● JOB: Scan the following material for the string "pensions" and copy each line in which it appears.

● DATA TO PROCESS:

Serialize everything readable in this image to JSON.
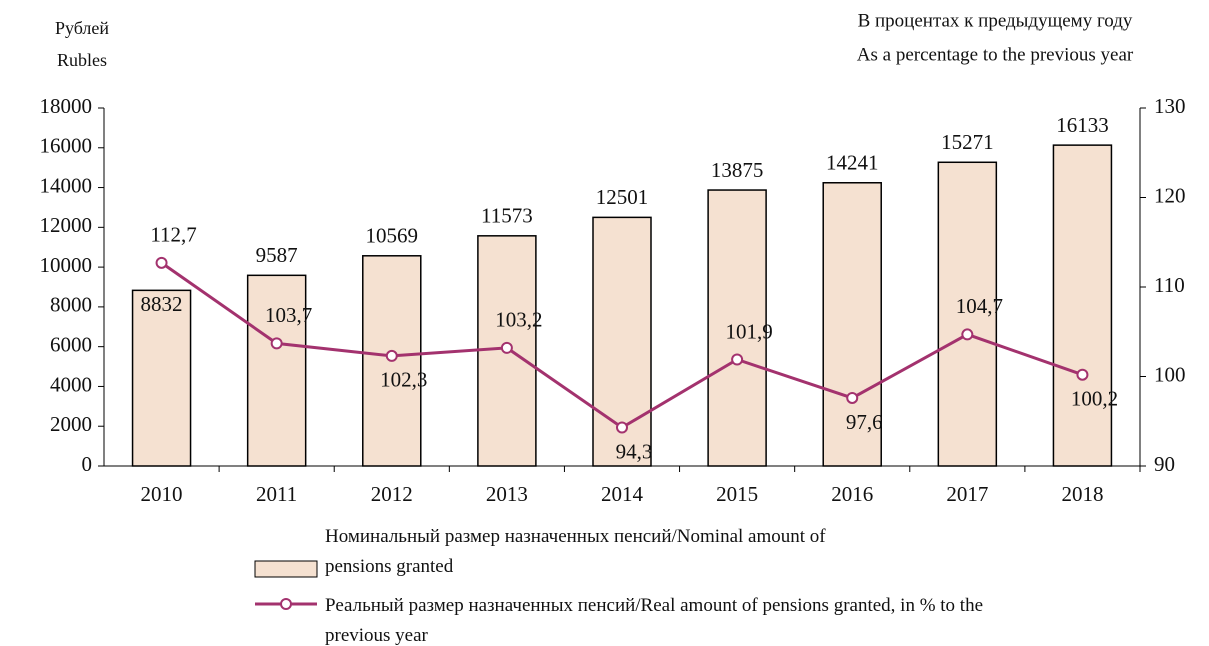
{
  "chart_data": {
    "type": "bar_line",
    "y_label": [
      "Рублей",
      "Rubles"
    ],
    "y2_label": [
      "В процентах к предыдущему году",
      "As a percentage to the previous year"
    ],
    "categories": [
      "2010",
      "2011",
      "2012",
      "2013",
      "2014",
      "2015",
      "2016",
      "2017",
      "2018"
    ],
    "series": [
      {
        "name": "Номинальный размер назначенных пенсий/Nominal amount of pensions granted",
        "type": "bar",
        "color": "#f5e1d1",
        "values": [
          8832,
          9587,
          10569,
          11573,
          12501,
          13875,
          14241,
          15271,
          16133
        ]
      },
      {
        "name": "Реальный размер назначенных пенсий/Real amount of pensions granted, in % to the previous year",
        "type": "line",
        "axis": "y2",
        "color": "#a3326e",
        "values": [
          112.7,
          103.7,
          102.3,
          103.2,
          94.3,
          101.9,
          97.6,
          104.7,
          100.2
        ],
        "value_labels": [
          "112,7",
          "103,7",
          "102,3",
          "103,2",
          "94,3",
          "101,9",
          "97,6",
          "104,7",
          "100,2"
        ]
      }
    ],
    "ylim": [
      0,
      18000
    ],
    "yticks": [
      0,
      2000,
      4000,
      6000,
      8000,
      10000,
      12000,
      14000,
      16000,
      18000
    ],
    "y2lim": [
      90,
      130
    ],
    "y2ticks": [
      90,
      100,
      110,
      120,
      130
    ]
  }
}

● SOLUTION:
        "name": "Номинальный размер назначенных пенсий/Nominal amount of pensions granted",
        "name": "Реальный размер назначенных пенсий/Real amount of pensions granted, in % to the previous year",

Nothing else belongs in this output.